_SOURCE PASSAGE_.
>>>>>
If you are a data scientist who primarily works with R, chances are you had no formal training in software development. I certainly did not pick up many skills in that direction during my statistics masters. For years my workflow was basically load a dataset and hack away on it. In the best case my R-script came to some kind of conclusion or final data set, but usually it abruptly ended. Complex projects could result in a great number of scripts and data exports. Needless to say, reproducability was typically low and stress could run high when some delivery went wrong.
Picking up software skills
Colleagues pointed me to some customs in software design, such as creating functions and classes (and documenting them), writing unit tests, and packaging-up your work. I started to read about these concepts and was soon working my way through Hadley’s R packages to see how it was done in R. I came to a adopt a rigorous system of solely writing functions, and thoroughly documenting and unit testing them. No matter the nature of the project I was working on, I treated is as a package that should be published on CRAN. This slowed me down considerably, though. I needed increasing amounts of time to answer relatively simple questions. Maybe now I was over engineering, restricting myself in such a way I was losing productivity.
<<<<<
_WHAT THE EXERCISE ASKS_. In the passage about learning software skills as an R user, retype the stretch from "If you are a" through "delivery went wrong.". The material that follows is not needed for anything here.

_DATASET EXTRACT_.
>>>>>
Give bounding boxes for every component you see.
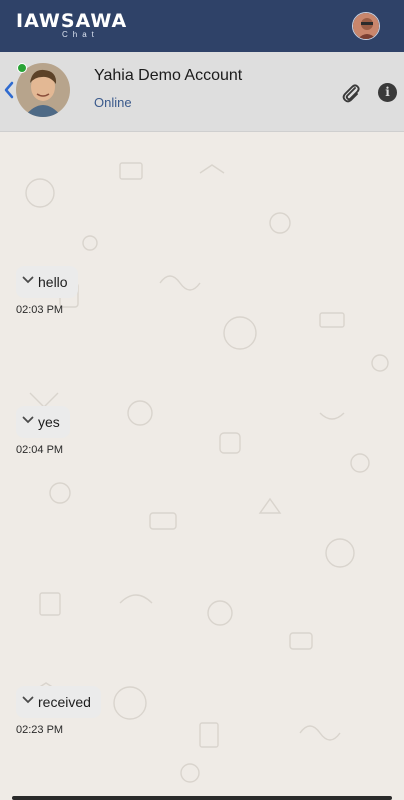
online-status-dot	[17, 63, 27, 73]
back-button[interactable]	[3, 80, 15, 100]
message-bubble[interactable]: received	[16, 686, 101, 718]
chat-header: Yahia Demo Account Online i	[0, 52, 404, 132]
user-avatar[interactable]	[352, 12, 380, 40]
message-text: yes	[38, 414, 60, 430]
home-indicator	[0, 794, 404, 800]
contact-name: Yahia Demo Account	[94, 67, 243, 84]
message-list[interactable]: Hi01:42 PMSend01:49 PMhello02:03 PMThere…	[0, 133, 404, 794]
message-text: received	[38, 694, 91, 710]
message-time: 02:03 PM	[16, 304, 64, 316]
chevron-down-icon[interactable]	[22, 276, 34, 284]
message-text: hello	[38, 274, 68, 290]
contact-status: Online	[94, 95, 132, 110]
message-time: 02:04 PM	[16, 444, 64, 456]
chevron-down-icon[interactable]	[22, 416, 34, 424]
info-icon: i	[385, 85, 390, 99]
app-logo[interactable]: IAWSAWA Chat	[16, 11, 127, 39]
logo-text: IAWSAWA	[16, 10, 128, 32]
info-button[interactable]: i	[378, 83, 397, 102]
paperclip-icon	[342, 84, 360, 103]
chevron-down-icon[interactable]	[22, 696, 34, 704]
message-time: 02:23 PM	[16, 724, 64, 736]
attach-button[interactable]	[341, 82, 361, 104]
logo-subtitle: Chat	[62, 30, 99, 39]
top-bar: IAWSAWA Chat	[0, 0, 404, 52]
message-bubble[interactable]: yes	[16, 406, 70, 438]
chevron-left-icon	[4, 81, 14, 99]
message-bubble[interactable]: hello	[16, 266, 78, 298]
<<<<<
_FULL RESPONSE_.
If you are a data scientist who primarily works with R, chances are you had no formal training in software development. I certainly did not pick up many skills in that direction during my statistics masters. For years my workflow was basically load a dataset and hack away on it. In the best case my R-script came to some kind of conclusion or final data set, but usually it abruptly ended. Complex projects could result in a great number of scripts and data exports. Needless to say, reproducability was typically low and stress could run high when some delivery went wrong.